[Start of SOURCE RECORDS]

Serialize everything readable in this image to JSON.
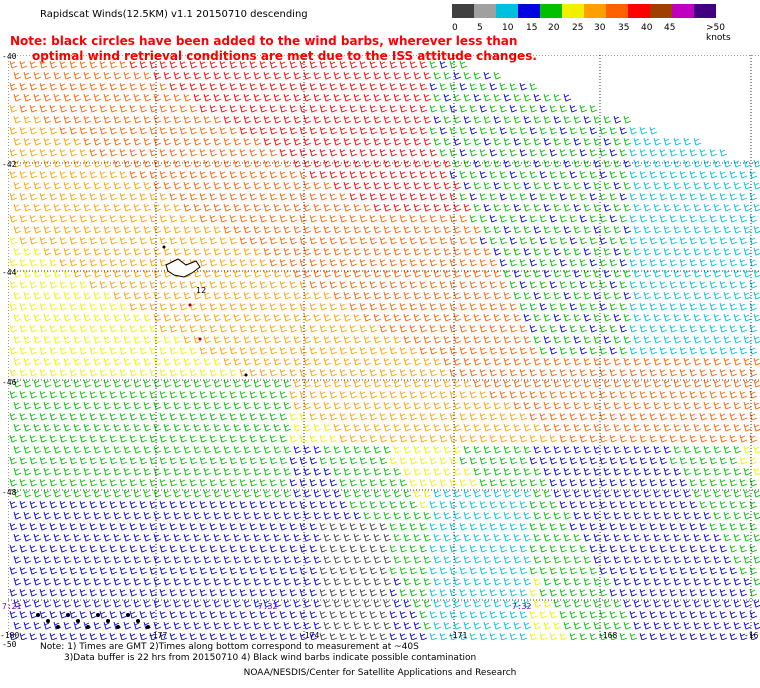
{
  "title": "Rapidscat Winds(12.5KM) v1.1 20150710 descending",
  "note_line1": "Note: black circles have been added to the wind barbs, wherever less than",
  "note_line2": "optimal wind retrieval conditions are met due to the ISS attitude changes.",
  "scale": {
    "labels": [
      "0",
      "5",
      "10",
      "15",
      "20",
      "25",
      "30",
      "35",
      "40",
      "45",
      ">50 knots"
    ],
    "colors": [
      "#404040",
      "#a0a0a0",
      "#00c0e0",
      "#0000e0",
      "#00c000",
      "#f0f000",
      "#ffa000",
      "#ff6000",
      "#ff0000",
      "#a04000",
      "#c000c0",
      "#400080"
    ]
  },
  "lat_labels": [
    "-40",
    "-42",
    "-44",
    "-46",
    "-48",
    "-50"
  ],
  "lon_labels": [
    "-180",
    "-177",
    "-174",
    "-171",
    "-168",
    "-16"
  ],
  "time_labels": [
    "7:21",
    "7:32",
    "7:32"
  ],
  "island_label": "12",
  "footer_lines": [
    "Note: 1) Times are GMT 2)Times along bottom correspond to measurement at ~40S",
    "3)Data buffer is 22 hrs from 20150710 4) Black wind barbs indicate possible contamination"
  ],
  "credit": "NOAA/NESDIS/Center for Satellite Applications and Research"
}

[End of SOURCE RECORDS]

== EXERCISE DESCRIPTION ==
Report how many lines in the listing include the word "barbs". Give nothing but the count.

== IN RESPONSE ==
2